───── MATERIAL FOR THIS TASK ─────
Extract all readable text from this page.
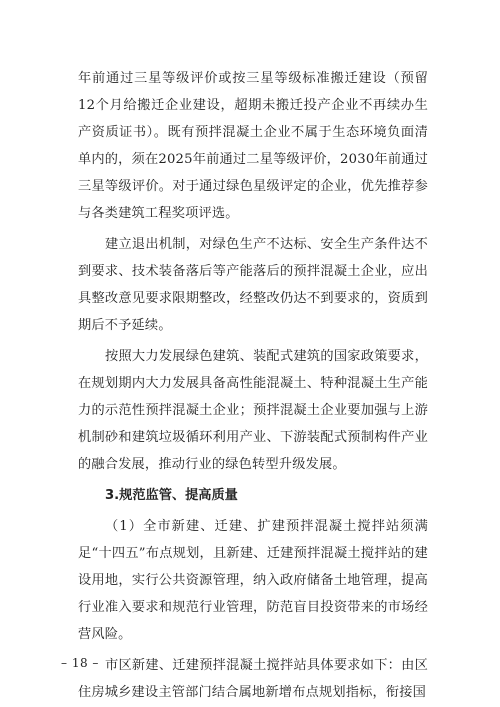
年前通过三星等级评价或按三星等级标准搬迁建设（预留12个月给搬迁企业建设，超期未搬迁投产企业不再续办生产资质证书）。既有预拌混凝土企业不属于生态环境负面清单内的，须在2025年前通过二星等级评价，2030年前通过三星等级评价。对于通过绿色星级评定的企业，优先推荐参与各类建筑工程奖项评选。

建立退出机制，对绿色生产不达标、安全生产条件达不到要求、技术装备落后等产能落后的预拌混凝土企业，应出具整改意见要求限期整改，经整改仍达不到要求的，资质到期后不予延续。

按照大力发展绿色建筑、装配式建筑的国家政策要求，在规划期内大力发展具备高性能混凝土、特种混凝土生产能力的示范性预拌混凝土企业；预拌混凝土企业要加强与上游机制砂和建筑垃圾循环利用产业、下游装配式预制构件产业的融合发展，推动行业的绿色转型升级发展。

3.规范监管、提高质量

（1）全市新建、迁建、扩建预拌混凝土搅拌站须满足“十四五”布点规划，且新建、迁建预拌混凝土搅拌站的建设用地，实行公共资源管理，纳入政府储备土地管理，提高行业准入要求和规范行业管理，防范盲目投资带来的市场经营风险。

市区新建、迁建预拌混凝土搅拌站具体要求如下：由区住房城乡建设主管部门结合属地新增布点规划指标，衔接国

– 18 –
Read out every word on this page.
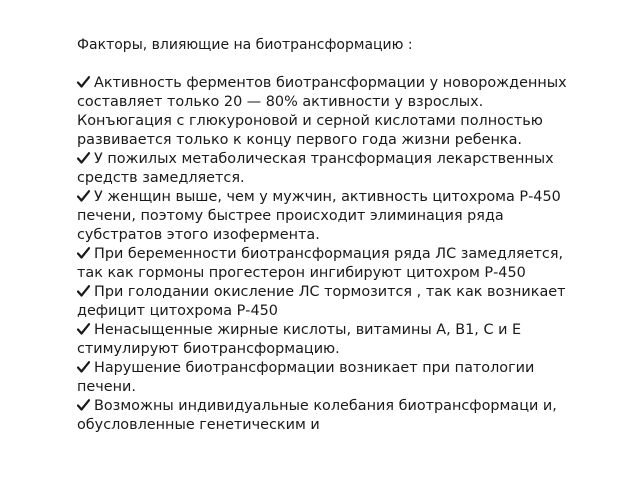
Факторы, влияющие на биотрансформацию :

Активность ферментов биотрансформации у новорожденных составляет только 20 — 80% активности у взрослых. Конъюгация с глюкуроновой и серной кислотами полностью развивается только к концу первого года жизни ребенка.
У пожилых метаболическая трансформация лекарственных средств замедляется.
У женщин выше, чем у мужчин, активность цитохрома Р-450 печени, поэтому быстрее происходит элиминация ряда субстратов этого изофермента.
При беременности биотрансформация ряда ЛС замедляется, так как гормоны прогестерон ингибируют цитохром Р-450
При голодании окисление ЛС тормозится , так как возникает дефицит цитохрома Р-450
Ненасыщенные жирные кислоты, витамины А, В1, С и Е стимулируют биотрансформацию.
Нарушение биотрансформации возникает при патологии печени.
Возможны индивидуальные колебания биотрансформаци и, обусловленные генетическим и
─────
Every line of the material is to be quoted exactly, with no pictures carried over.

Extract all readable text from this page.
年前通过三星等级评价或按三星等级标准搬迁建设（预留12个月给搬迁企业建设，超期未搬迁投产企业不再续办生产资质证书）。既有预拌混凝土企业不属于生态环境负面清单内的，须在2025年前通过二星等级评价，2030年前通过三星等级评价。对于通过绿色星级评定的企业，优先推荐参与各类建筑工程奖项评选。

建立退出机制，对绿色生产不达标、安全生产条件达不到要求、技术装备落后等产能落后的预拌混凝土企业，应出具整改意见要求限期整改，经整改仍达不到要求的，资质到期后不予延续。

按照大力发展绿色建筑、装配式建筑的国家政策要求，在规划期内大力发展具备高性能混凝土、特种混凝土生产能力的示范性预拌混凝土企业；预拌混凝土企业要加强与上游机制砂和建筑垃圾循环利用产业、下游装配式预制构件产业的融合发展，推动行业的绿色转型升级发展。

3.规范监管、提高质量

（1）全市新建、迁建、扩建预拌混凝土搅拌站须满足“十四五”布点规划，且新建、迁建预拌混凝土搅拌站的建设用地，实行公共资源管理，纳入政府储备土地管理，提高行业准入要求和规范行业管理，防范盲目投资带来的市场经营风险。

市区新建、迁建预拌混凝土搅拌站具体要求如下：由区住房城乡建设主管部门结合属地新增布点规划指标，衔接国

– 18 –
Read out every word on this page.
Факторы, влияющие на биотрансформацию :

Активность ферментов биотрансформации у новорожденных составляет только 20 — 80% активности у взрослых. Конъюгация с глюкуроновой и серной кислотами полностью развивается только к концу первого года жизни ребенка.
У пожилых метаболическая трансформация лекарственных средств замедляется.
У женщин выше, чем у мужчин, активность цитохрома Р-450 печени, поэтому быстрее происходит элиминация ряда субстратов этого изофермента.
При беременности биотрансформация ряда ЛС замедляется, так как гормоны прогестерон ингибируют цитохром Р-450
При голодании окисление ЛС тормозится , так как возникает дефицит цитохрома Р-450
Ненасыщенные жирные кислоты, витамины А, В1, С и Е стимулируют биотрансформацию.
Нарушение биотрансформации возникает при патологии печени.
Возможны индивидуальные колебания биотрансформаци и, обусловленные генетическим и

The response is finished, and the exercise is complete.